[begin EXCERPTED DATA]

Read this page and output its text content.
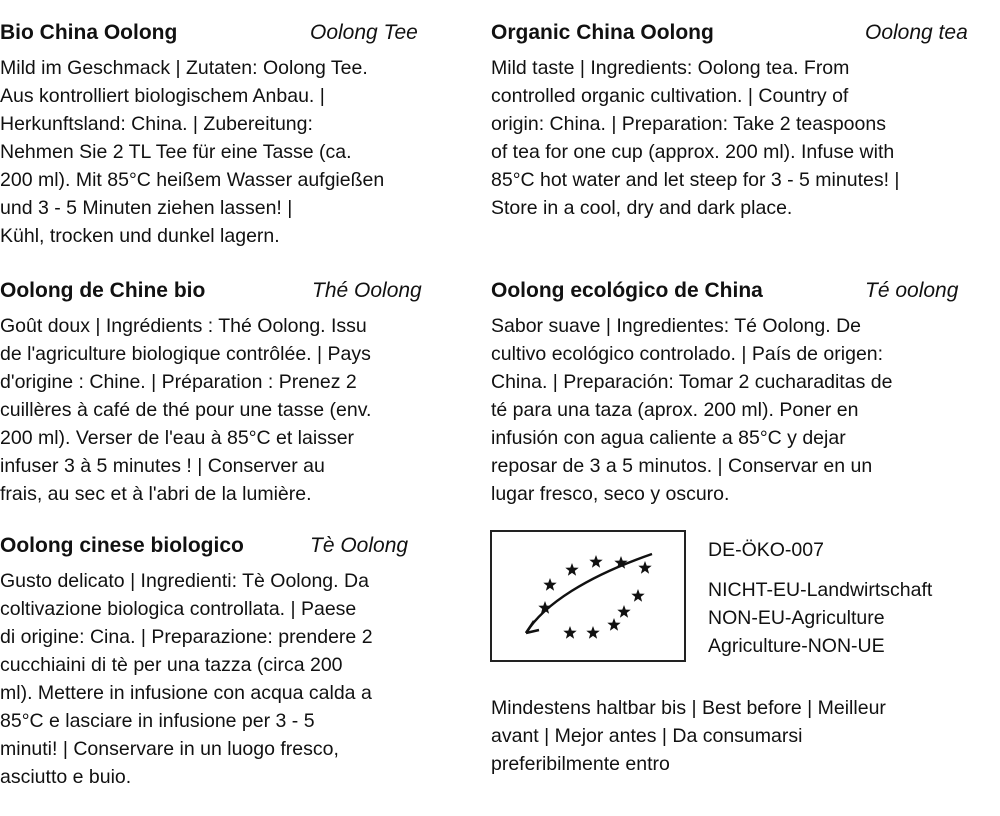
Bio China Oolong	Oolong Tee
Mild im Geschmack | Zutaten: Oolong Tee.
Aus kontrolliert biologischem Anbau. |
Herkunftsland: China. | Zubereitung:
Nehmen Sie 2 TL Tee für eine Tasse (ca.
200 ml). Mit 85°C heißem Wasser aufgießen
und 3 - 5 Minuten ziehen lassen! |
Kühl, trocken und dunkel lagern.
Organic China Oolong	Oolong tea
Mild taste | Ingredients: Oolong tea. From
controlled organic cultivation. | Country of
origin: China. | Preparation: Take 2 teaspoons
of tea for one cup (approx. 200 ml). Infuse with
85°C hot water and let steep for 3 - 5 minutes! |
Store in a cool, dry and dark place.
Oolong de Chine bio	Thé Oolong
Goût doux | Ingrédients : Thé Oolong. Issu
de l'agriculture biologique contrôlée. | Pays
d'origine : Chine. | Préparation : Prenez 2
cuillères à café de thé pour une tasse (env.
200 ml). Verser de l'eau à 85°C et laisser
infuser 3 à 5 minutes ! | Conserver au
frais, au sec et à l'abri de la lumière.
Oolong ecológico de China	Té oolong
Sabor suave | Ingredientes: Té Oolong. De
cultivo ecológico controlado. | País de origen:
China. | Preparación: Tomar 2 cucharaditas de
té para una taza (aprox. 200 ml). Poner en
infusión con agua caliente a 85°C y dejar
reposar de 3 a 5 minutos. | Conservar en un
lugar fresco, seco y oscuro.
Oolong cinese biologico	Tè Oolong
Gusto delicato | Ingredienti: Tè Oolong. Da
coltivazione biologica controllata. | Paese
di origine: Cina. | Preparazione: prendere 2
cucchiaini di tè per una tazza (circa 200
ml). Mettere in infusione con acqua calda a
85°C e lasciare in infusione per 3 - 5
minuti! | Conservare in un luogo fresco,
asciutto e buio.
DE-ÖKO-007
NICHT-EU-Landwirtschaft
NON-EU-Agriculture
Agriculture-NON-UE
Mindestens haltbar bis | Best before | Meilleur
avant | Mejor antes | Da consumarsi
preferibilmente entro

[end EXCERPTED DATA]

DIRECTIONS FOR THIS TASK: Return every line in the listing that contains the word "fresco".

SOLUTION TO THIS TASK:
lugar fresco, seco y oscuro.
minuti! | Conservare in un luogo fresco,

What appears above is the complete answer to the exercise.